_SOURCE RECORDS:_
------------------------------------------------

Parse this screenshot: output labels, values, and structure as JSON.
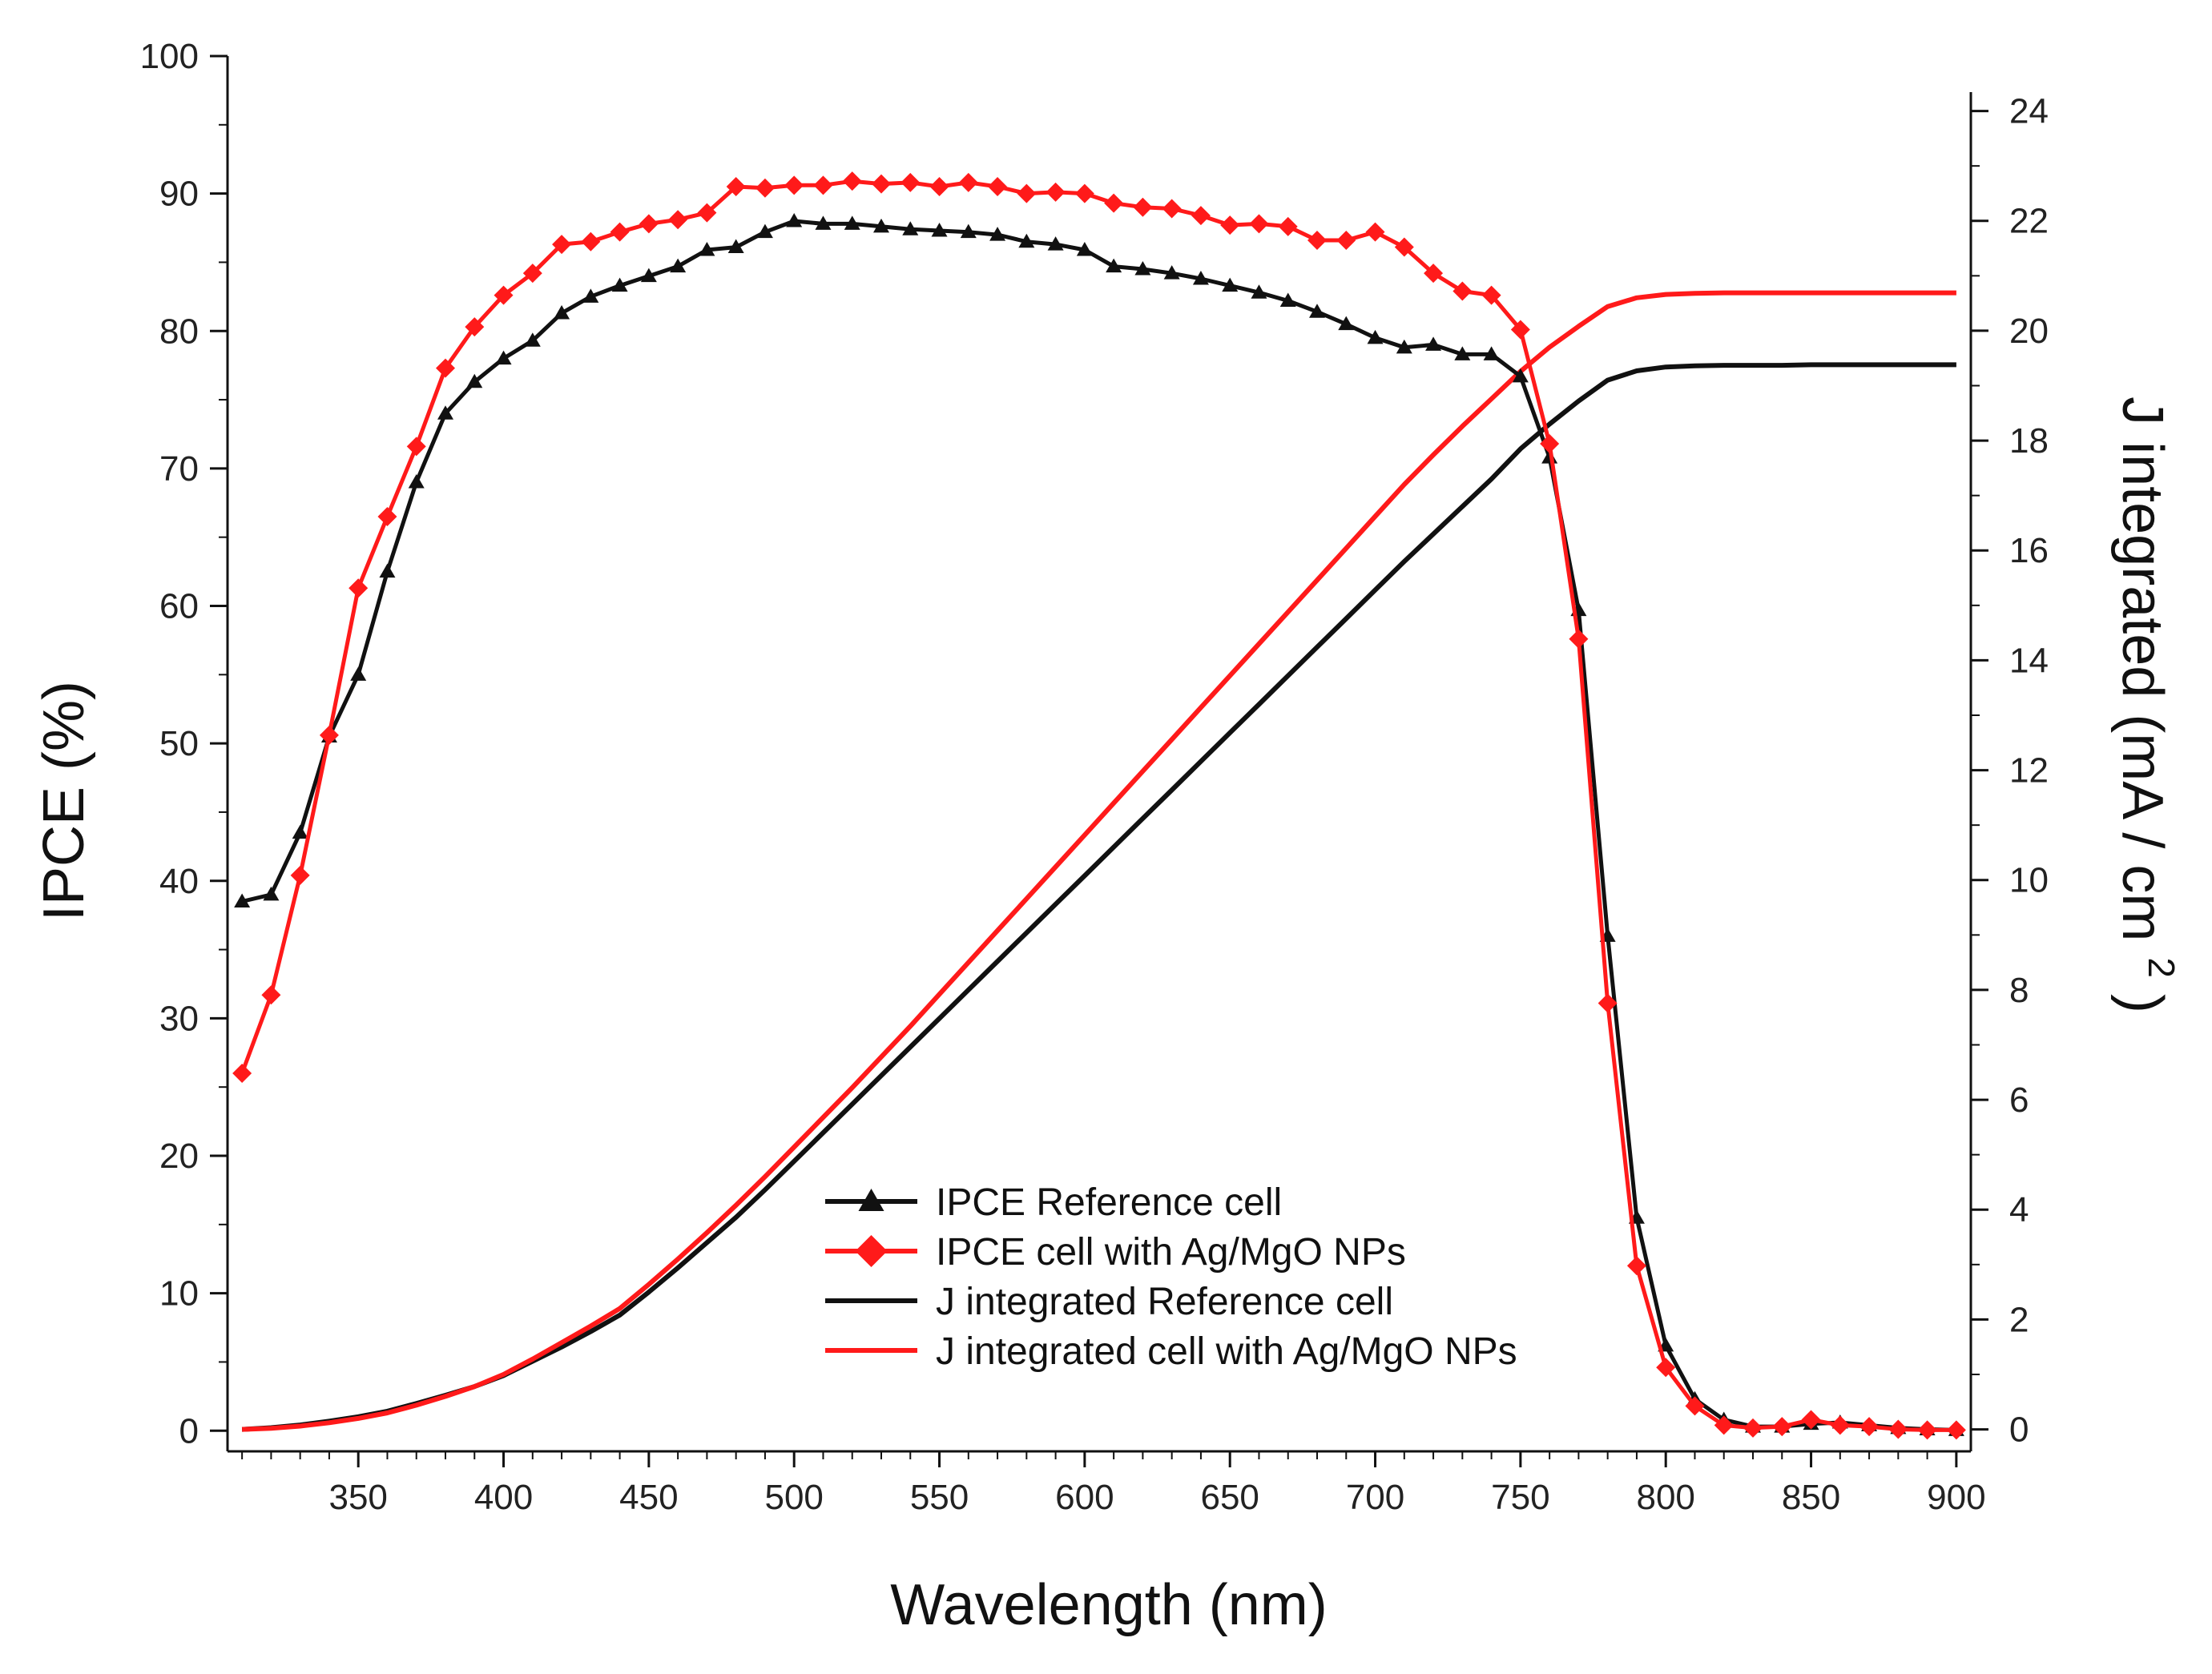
{
  "chart_data": {
    "type": "line",
    "title": "",
    "xlabel": "Wavelength (nm)",
    "ylabel": "IPCE (%)",
    "ylabel_right": "J integrated (mA / cm",
    "ylabel_right_sup": "2",
    "ylabel_right_close": ")",
    "xlim": [
      305,
      905
    ],
    "ylim": [
      -1.5,
      100
    ],
    "ylim_right": [
      -0.4,
      25
    ],
    "xticks": [
      350,
      400,
      450,
      500,
      550,
      600,
      650,
      700,
      750,
      800,
      850,
      900
    ],
    "xtick_labels": [
      "350",
      "400",
      "450",
      "500",
      "550",
      "600",
      "650",
      "700",
      "750",
      "800",
      "850",
      "900"
    ],
    "yticks": [
      0,
      10,
      20,
      30,
      40,
      50,
      60,
      70,
      80,
      90,
      100
    ],
    "ytick_labels": [
      "0",
      "10",
      "20",
      "30",
      "40",
      "50",
      "60",
      "70",
      "80",
      "90",
      "100"
    ],
    "yticks_right": [
      0,
      2,
      4,
      6,
      8,
      10,
      12,
      14,
      16,
      18,
      20,
      22,
      24
    ],
    "ytick_labels_right": [
      "0",
      "2",
      "4",
      "6",
      "8",
      "10",
      "12",
      "14",
      "16",
      "18",
      "20",
      "22",
      "24"
    ],
    "legend_position": "bottom-center",
    "grid": false,
    "x": [
      310,
      320,
      330,
      340,
      350,
      360,
      370,
      380,
      390,
      400,
      410,
      420,
      430,
      440,
      450,
      460,
      470,
      480,
      490,
      500,
      510,
      520,
      530,
      540,
      550,
      560,
      570,
      580,
      590,
      600,
      610,
      620,
      630,
      640,
      650,
      660,
      670,
      680,
      690,
      700,
      710,
      720,
      730,
      740,
      750,
      760,
      770,
      780,
      790,
      800,
      810,
      820,
      830,
      840,
      850,
      860,
      870,
      880,
      890,
      900
    ],
    "series": [
      {
        "name": "IPCE Reference cell",
        "axis": "left",
        "color": "#111111",
        "marker": "triangle",
        "values": [
          38.5,
          39,
          43.5,
          50.5,
          55,
          62.5,
          69,
          74,
          76.3,
          78,
          79.3,
          81.3,
          82.5,
          83.3,
          84,
          84.7,
          85.9,
          86.1,
          87.2,
          88,
          87.8,
          87.8,
          87.6,
          87.4,
          87.3,
          87.2,
          87,
          86.5,
          86.3,
          85.9,
          84.7,
          84.5,
          84.2,
          83.8,
          83.3,
          82.8,
          82.2,
          81.4,
          80.5,
          79.5,
          78.8,
          79,
          78.3,
          78.3,
          76.7,
          70.8,
          59.7,
          36,
          15.5,
          6.2,
          2.3,
          0.8,
          0.3,
          0.3,
          0.5,
          0.6,
          0.4,
          0.2,
          0.1,
          0.05
        ]
      },
      {
        "name": "IPCE cell with Ag/MgO NPs",
        "axis": "left",
        "color": "#ff1a1a",
        "marker": "diamond",
        "values": [
          26,
          31.7,
          40.4,
          50.6,
          61.3,
          66.5,
          71.6,
          77.3,
          80.3,
          82.6,
          84.2,
          86.3,
          86.5,
          87.2,
          87.8,
          88.1,
          88.6,
          90.5,
          90.4,
          90.6,
          90.6,
          90.9,
          90.7,
          90.8,
          90.5,
          90.8,
          90.5,
          90,
          90.1,
          90,
          89.3,
          89,
          88.9,
          88.4,
          87.7,
          87.8,
          87.6,
          86.6,
          86.6,
          87.2,
          86.1,
          84.2,
          82.9,
          82.6,
          80.1,
          71.8,
          57.6,
          31.1,
          12,
          4.6,
          1.8,
          0.4,
          0.2,
          0.3,
          0.8,
          0.4,
          0.3,
          0.1,
          0.05,
          0.05
        ]
      },
      {
        "name": "J integrated Reference cell",
        "axis": "right",
        "color": "#111111",
        "marker": "none",
        "values": [
          0,
          0.03,
          0.08,
          0.15,
          0.23,
          0.33,
          0.47,
          0.62,
          0.78,
          0.98,
          1.24,
          1.5,
          1.78,
          2.08,
          2.5,
          2.94,
          3.4,
          3.86,
          4.36,
          4.88,
          5.4,
          5.92,
          6.44,
          6.96,
          7.48,
          8,
          8.52,
          9.04,
          9.56,
          10.08,
          10.6,
          11.12,
          11.64,
          12.16,
          12.68,
          13.2,
          13.72,
          14.24,
          14.76,
          15.28,
          15.8,
          16.3,
          16.8,
          17.3,
          17.85,
          18.3,
          18.72,
          19.1,
          19.27,
          19.34,
          19.36,
          19.37,
          19.37,
          19.37,
          19.38,
          19.38,
          19.38,
          19.38,
          19.38,
          19.38
        ]
      },
      {
        "name": "J integrated cell with Ag/MgO NPs",
        "axis": "right",
        "color": "#ff1a1a",
        "marker": "none",
        "values": [
          0,
          0.02,
          0.06,
          0.12,
          0.2,
          0.3,
          0.44,
          0.6,
          0.78,
          1.0,
          1.28,
          1.58,
          1.88,
          2.2,
          2.64,
          3.1,
          3.58,
          4.08,
          4.6,
          5.14,
          5.68,
          6.22,
          6.78,
          7.34,
          7.92,
          8.5,
          9.08,
          9.66,
          10.24,
          10.82,
          11.4,
          11.98,
          12.56,
          13.14,
          13.72,
          14.3,
          14.88,
          15.46,
          16.04,
          16.62,
          17.2,
          17.74,
          18.26,
          18.76,
          19.26,
          19.7,
          20.08,
          20.44,
          20.6,
          20.66,
          20.68,
          20.69,
          20.69,
          20.69,
          20.69,
          20.69,
          20.69,
          20.69,
          20.69,
          20.69
        ]
      }
    ]
  }
}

------------------------------------------------

_WHAT TO WORK ON:_ Return the material exactly as given, apart from the pictures.

_TASK RESPONSE:_
Parse this screenshot: output labels, values, and structure as JSON.
{
  "chart_data": {
    "type": "line",
    "title": "",
    "xlabel": "Wavelength (nm)",
    "ylabel": "IPCE (%)",
    "ylabel_right": "J integrated (mA / cm",
    "ylabel_right_sup": "2",
    "ylabel_right_close": ")",
    "xlim": [
      305,
      905
    ],
    "ylim": [
      -1.5,
      100
    ],
    "ylim_right": [
      -0.4,
      25
    ],
    "xticks": [
      350,
      400,
      450,
      500,
      550,
      600,
      650,
      700,
      750,
      800,
      850,
      900
    ],
    "xtick_labels": [
      "350",
      "400",
      "450",
      "500",
      "550",
      "600",
      "650",
      "700",
      "750",
      "800",
      "850",
      "900"
    ],
    "yticks": [
      0,
      10,
      20,
      30,
      40,
      50,
      60,
      70,
      80,
      90,
      100
    ],
    "ytick_labels": [
      "0",
      "10",
      "20",
      "30",
      "40",
      "50",
      "60",
      "70",
      "80",
      "90",
      "100"
    ],
    "yticks_right": [
      0,
      2,
      4,
      6,
      8,
      10,
      12,
      14,
      16,
      18,
      20,
      22,
      24
    ],
    "ytick_labels_right": [
      "0",
      "2",
      "4",
      "6",
      "8",
      "10",
      "12",
      "14",
      "16",
      "18",
      "20",
      "22",
      "24"
    ],
    "legend_position": "bottom-center",
    "grid": false,
    "x": [
      310,
      320,
      330,
      340,
      350,
      360,
      370,
      380,
      390,
      400,
      410,
      420,
      430,
      440,
      450,
      460,
      470,
      480,
      490,
      500,
      510,
      520,
      530,
      540,
      550,
      560,
      570,
      580,
      590,
      600,
      610,
      620,
      630,
      640,
      650,
      660,
      670,
      680,
      690,
      700,
      710,
      720,
      730,
      740,
      750,
      760,
      770,
      780,
      790,
      800,
      810,
      820,
      830,
      840,
      850,
      860,
      870,
      880,
      890,
      900
    ],
    "series": [
      {
        "name": "IPCE Reference cell",
        "axis": "left",
        "color": "#111111",
        "marker": "triangle",
        "values": [
          38.5,
          39,
          43.5,
          50.5,
          55,
          62.5,
          69,
          74,
          76.3,
          78,
          79.3,
          81.3,
          82.5,
          83.3,
          84,
          84.7,
          85.9,
          86.1,
          87.2,
          88,
          87.8,
          87.8,
          87.6,
          87.4,
          87.3,
          87.2,
          87,
          86.5,
          86.3,
          85.9,
          84.7,
          84.5,
          84.2,
          83.8,
          83.3,
          82.8,
          82.2,
          81.4,
          80.5,
          79.5,
          78.8,
          79,
          78.3,
          78.3,
          76.7,
          70.8,
          59.7,
          36,
          15.5,
          6.2,
          2.3,
          0.8,
          0.3,
          0.3,
          0.5,
          0.6,
          0.4,
          0.2,
          0.1,
          0.05
        ]
      },
      {
        "name": "IPCE cell with Ag/MgO NPs",
        "axis": "left",
        "color": "#ff1a1a",
        "marker": "diamond",
        "values": [
          26,
          31.7,
          40.4,
          50.6,
          61.3,
          66.5,
          71.6,
          77.3,
          80.3,
          82.6,
          84.2,
          86.3,
          86.5,
          87.2,
          87.8,
          88.1,
          88.6,
          90.5,
          90.4,
          90.6,
          90.6,
          90.9,
          90.7,
          90.8,
          90.5,
          90.8,
          90.5,
          90,
          90.1,
          90,
          89.3,
          89,
          88.9,
          88.4,
          87.7,
          87.8,
          87.6,
          86.6,
          86.6,
          87.2,
          86.1,
          84.2,
          82.9,
          82.6,
          80.1,
          71.8,
          57.6,
          31.1,
          12,
          4.6,
          1.8,
          0.4,
          0.2,
          0.3,
          0.8,
          0.4,
          0.3,
          0.1,
          0.05,
          0.05
        ]
      },
      {
        "name": "J integrated Reference cell",
        "axis": "right",
        "color": "#111111",
        "marker": "none",
        "values": [
          0,
          0.03,
          0.08,
          0.15,
          0.23,
          0.33,
          0.47,
          0.62,
          0.78,
          0.98,
          1.24,
          1.5,
          1.78,
          2.08,
          2.5,
          2.94,
          3.4,
          3.86,
          4.36,
          4.88,
          5.4,
          5.92,
          6.44,
          6.96,
          7.48,
          8,
          8.52,
          9.04,
          9.56,
          10.08,
          10.6,
          11.12,
          11.64,
          12.16,
          12.68,
          13.2,
          13.72,
          14.24,
          14.76,
          15.28,
          15.8,
          16.3,
          16.8,
          17.3,
          17.85,
          18.3,
          18.72,
          19.1,
          19.27,
          19.34,
          19.36,
          19.37,
          19.37,
          19.37,
          19.38,
          19.38,
          19.38,
          19.38,
          19.38,
          19.38
        ]
      },
      {
        "name": "J integrated cell with Ag/MgO NPs",
        "axis": "right",
        "color": "#ff1a1a",
        "marker": "none",
        "values": [
          0,
          0.02,
          0.06,
          0.12,
          0.2,
          0.3,
          0.44,
          0.6,
          0.78,
          1.0,
          1.28,
          1.58,
          1.88,
          2.2,
          2.64,
          3.1,
          3.58,
          4.08,
          4.6,
          5.14,
          5.68,
          6.22,
          6.78,
          7.34,
          7.92,
          8.5,
          9.08,
          9.66,
          10.24,
          10.82,
          11.4,
          11.98,
          12.56,
          13.14,
          13.72,
          14.3,
          14.88,
          15.46,
          16.04,
          16.62,
          17.2,
          17.74,
          18.26,
          18.76,
          19.26,
          19.7,
          20.08,
          20.44,
          20.6,
          20.66,
          20.68,
          20.69,
          20.69,
          20.69,
          20.69,
          20.69,
          20.69,
          20.69,
          20.69,
          20.69
        ]
      }
    ]
  }
}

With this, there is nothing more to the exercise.